• _Prompt_
Reproduce each record below exactly as written.

● ● ● ●

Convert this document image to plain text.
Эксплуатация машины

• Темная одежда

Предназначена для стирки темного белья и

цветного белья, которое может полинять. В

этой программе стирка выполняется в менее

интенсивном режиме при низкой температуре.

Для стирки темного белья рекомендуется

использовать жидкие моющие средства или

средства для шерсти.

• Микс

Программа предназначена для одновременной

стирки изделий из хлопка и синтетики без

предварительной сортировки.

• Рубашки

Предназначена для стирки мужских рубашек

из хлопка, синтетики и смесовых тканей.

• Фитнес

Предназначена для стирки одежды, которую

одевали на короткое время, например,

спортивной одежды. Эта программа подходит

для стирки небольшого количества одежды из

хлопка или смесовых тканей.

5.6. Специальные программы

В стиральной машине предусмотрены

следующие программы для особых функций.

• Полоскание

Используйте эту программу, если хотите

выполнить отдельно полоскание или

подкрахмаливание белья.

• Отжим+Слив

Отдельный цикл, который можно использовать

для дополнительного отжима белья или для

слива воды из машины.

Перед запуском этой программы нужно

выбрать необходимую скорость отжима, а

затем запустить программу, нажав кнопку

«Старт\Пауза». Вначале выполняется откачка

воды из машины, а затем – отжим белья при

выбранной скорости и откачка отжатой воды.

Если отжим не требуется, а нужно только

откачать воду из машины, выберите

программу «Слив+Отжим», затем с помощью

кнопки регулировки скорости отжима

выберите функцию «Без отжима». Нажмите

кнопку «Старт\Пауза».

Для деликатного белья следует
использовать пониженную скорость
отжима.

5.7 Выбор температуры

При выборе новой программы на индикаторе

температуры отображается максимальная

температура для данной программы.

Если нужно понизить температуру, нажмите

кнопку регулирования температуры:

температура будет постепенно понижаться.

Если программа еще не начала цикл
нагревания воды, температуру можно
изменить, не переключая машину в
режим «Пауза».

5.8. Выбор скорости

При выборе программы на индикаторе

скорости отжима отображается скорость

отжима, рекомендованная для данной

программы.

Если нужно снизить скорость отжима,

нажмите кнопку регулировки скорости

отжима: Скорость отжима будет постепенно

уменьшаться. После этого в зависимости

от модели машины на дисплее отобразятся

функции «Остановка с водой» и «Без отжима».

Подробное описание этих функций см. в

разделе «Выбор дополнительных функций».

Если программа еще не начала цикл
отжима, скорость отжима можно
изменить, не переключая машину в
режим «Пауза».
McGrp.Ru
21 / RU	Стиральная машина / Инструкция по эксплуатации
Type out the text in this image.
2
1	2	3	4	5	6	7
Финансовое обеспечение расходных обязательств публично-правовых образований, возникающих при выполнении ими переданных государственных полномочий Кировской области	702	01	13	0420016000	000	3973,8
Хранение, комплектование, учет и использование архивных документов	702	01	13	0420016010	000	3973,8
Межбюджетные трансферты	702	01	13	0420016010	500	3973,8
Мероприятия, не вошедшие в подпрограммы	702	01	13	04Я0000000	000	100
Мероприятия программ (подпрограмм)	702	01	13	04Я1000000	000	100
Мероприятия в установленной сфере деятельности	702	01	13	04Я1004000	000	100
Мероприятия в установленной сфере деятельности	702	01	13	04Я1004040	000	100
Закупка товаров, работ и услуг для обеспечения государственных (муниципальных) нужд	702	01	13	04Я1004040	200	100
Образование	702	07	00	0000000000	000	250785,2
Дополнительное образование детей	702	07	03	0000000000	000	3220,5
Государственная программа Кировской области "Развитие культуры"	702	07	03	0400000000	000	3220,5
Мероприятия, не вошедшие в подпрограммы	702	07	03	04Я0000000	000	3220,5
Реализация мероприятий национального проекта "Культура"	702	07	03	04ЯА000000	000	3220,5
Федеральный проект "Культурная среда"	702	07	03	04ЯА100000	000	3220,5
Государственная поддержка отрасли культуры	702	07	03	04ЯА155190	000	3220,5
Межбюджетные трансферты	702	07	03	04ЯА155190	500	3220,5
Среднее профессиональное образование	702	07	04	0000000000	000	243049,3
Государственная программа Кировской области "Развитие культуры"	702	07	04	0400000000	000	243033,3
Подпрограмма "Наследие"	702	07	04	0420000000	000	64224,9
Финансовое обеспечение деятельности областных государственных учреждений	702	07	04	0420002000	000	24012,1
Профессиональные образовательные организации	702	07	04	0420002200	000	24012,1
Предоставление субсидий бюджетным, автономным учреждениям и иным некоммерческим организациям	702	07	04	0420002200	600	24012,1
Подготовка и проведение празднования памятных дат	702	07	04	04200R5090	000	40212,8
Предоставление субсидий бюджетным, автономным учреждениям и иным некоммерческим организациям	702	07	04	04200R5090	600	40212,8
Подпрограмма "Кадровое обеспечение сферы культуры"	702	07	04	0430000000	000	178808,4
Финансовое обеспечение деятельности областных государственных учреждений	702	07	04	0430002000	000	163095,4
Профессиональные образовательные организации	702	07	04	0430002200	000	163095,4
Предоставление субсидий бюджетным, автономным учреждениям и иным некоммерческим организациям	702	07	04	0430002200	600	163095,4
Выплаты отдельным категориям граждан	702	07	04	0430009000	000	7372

● ● ● ●

• _Answer for the task_
Convert this document image to plain text.
Эксплуатация машины

• Темная одежда

Предназначена для стирки темного белья и

цветного белья, которое может полинять. В

этой программе стирка выполняется в менее

интенсивном режиме при низкой температуре.

Для стирки темного белья рекомендуется

использовать жидкие моющие средства или

средства для шерсти.

• Микс

Программа предназначена для одновременной

стирки изделий из хлопка и синтетики без

предварительной сортировки.

• Рубашки

Предназначена для стирки мужских рубашек

из хлопка, синтетики и смесовых тканей.

• Фитнес

Предназначена для стирки одежды, которую

одевали на короткое время, например,

спортивной одежды. Эта программа подходит

для стирки небольшого количества одежды из

хлопка или смесовых тканей.

5.6. Специальные программы

В стиральной машине предусмотрены

следующие программы для особых функций.

• Полоскание

Используйте эту программу, если хотите

выполнить отдельно полоскание или

подкрахмаливание белья.

• Отжим+Слив

Отдельный цикл, который можно использовать

для дополнительного отжима белья или для

слива воды из машины.

Перед запуском этой программы нужно

выбрать необходимую скорость отжима, а

затем запустить программу, нажав кнопку

«Старт\Пауза». Вначале выполняется откачка

воды из машины, а затем – отжим белья при

выбранной скорости и откачка отжатой воды.

Если отжим не требуется, а нужно только

откачать воду из машины, выберите

программу «Слив+Отжим», затем с помощью

кнопки регулировки скорости отжима

выберите функцию «Без отжима». Нажмите

кнопку «Старт\Пауза».

Для деликатного белья следует
использовать пониженную скорость
отжима.

5.7 Выбор температуры

При выборе новой программы на индикаторе

температуры отображается максимальная

температура для данной программы.

Если нужно понизить температуру, нажмите

кнопку регулирования температуры:

температура будет постепенно понижаться.

Если программа еще не начала цикл
нагревания воды, температуру можно
изменить, не переключая машину в
режим «Пауза».

5.8. Выбор скорости

При выборе программы на индикаторе

скорости отжима отображается скорость

отжима, рекомендованная для данной

программы.

Если нужно снизить скорость отжима,

нажмите кнопку регулировки скорости

отжима: Скорость отжима будет постепенно

уменьшаться. После этого в зависимости

от модели машины на дисплее отобразятся

функции «Остановка с водой» и «Без отжима».

Подробное описание этих функций см. в

разделе «Выбор дополнительных функций».

Если программа еще не начала цикл
отжима, скорость отжима можно
изменить, не переключая машину в
режим «Пауза».
McGrp.Ru
21 / RU	Стиральная машина / Инструкция по эксплуатации
Type out the text in this image.
2
1	2	3	4	5	6	7
Финансовое обеспечение расходных обязательств публично-правовых образований, возникающих при выполнении ими переданных государственных полномочий Кировской области	702	01	13	0420016000	000	3973,8
Хранение, комплектование, учет и использование архивных документов	702	01	13	0420016010	000	3973,8
Межбюджетные трансферты	702	01	13	0420016010	500	3973,8
Мероприятия, не вошедшие в подпрограммы	702	01	13	04Я0000000	000	100
Мероприятия программ (подпрограмм)	702	01	13	04Я1000000	000	100
Мероприятия в установленной сфере деятельности	702	01	13	04Я1004000	000	100
Мероприятия в установленной сфере деятельности	702	01	13	04Я1004040	000	100
Закупка товаров, работ и услуг для обеспечения государственных (муниципальных) нужд	702	01	13	04Я1004040	200	100
Образование	702	07	00	0000000000	000	250785,2
Дополнительное образование детей	702	07	03	0000000000	000	3220,5
Государственная программа Кировской области "Развитие культуры"	702	07	03	0400000000	000	3220,5
Мероприятия, не вошедшие в подпрограммы	702	07	03	04Я0000000	000	3220,5
Реализация мероприятий национального проекта "Культура"	702	07	03	04ЯА000000	000	3220,5
Федеральный проект "Культурная среда"	702	07	03	04ЯА100000	000	3220,5
Государственная поддержка отрасли культуры	702	07	03	04ЯА155190	000	3220,5
Межбюджетные трансферты	702	07	03	04ЯА155190	500	3220,5
Среднее профессиональное образование	702	07	04	0000000000	000	243049,3
Государственная программа Кировской области "Развитие культуры"	702	07	04	0400000000	000	243033,3
Подпрограмма "Наследие"	702	07	04	0420000000	000	64224,9
Финансовое обеспечение деятельности областных государственных учреждений	702	07	04	0420002000	000	24012,1
Профессиональные образовательные организации	702	07	04	0420002200	000	24012,1
Предоставление субсидий бюджетным, автономным учреждениям и иным некоммерческим организациям	702	07	04	0420002200	600	24012,1
Подготовка и проведение празднования памятных дат	702	07	04	04200R5090	000	40212,8
Предоставление субсидий бюджетным, автономным учреждениям и иным некоммерческим организациям	702	07	04	04200R5090	600	40212,8
Подпрограмма "Кадровое обеспечение сферы культуры"	702	07	04	0430000000	000	178808,4
Финансовое обеспечение деятельности областных государственных учреждений	702	07	04	0430002000	000	163095,4
Профессиональные образовательные организации	702	07	04	0430002200	000	163095,4
Предоставление субсидий бюджетным, автономным учреждениям и иным некоммерческим организациям	702	07	04	0430002200	600	163095,4
Выплаты отдельным категориям граждан	702	07	04	0430009000	000	7372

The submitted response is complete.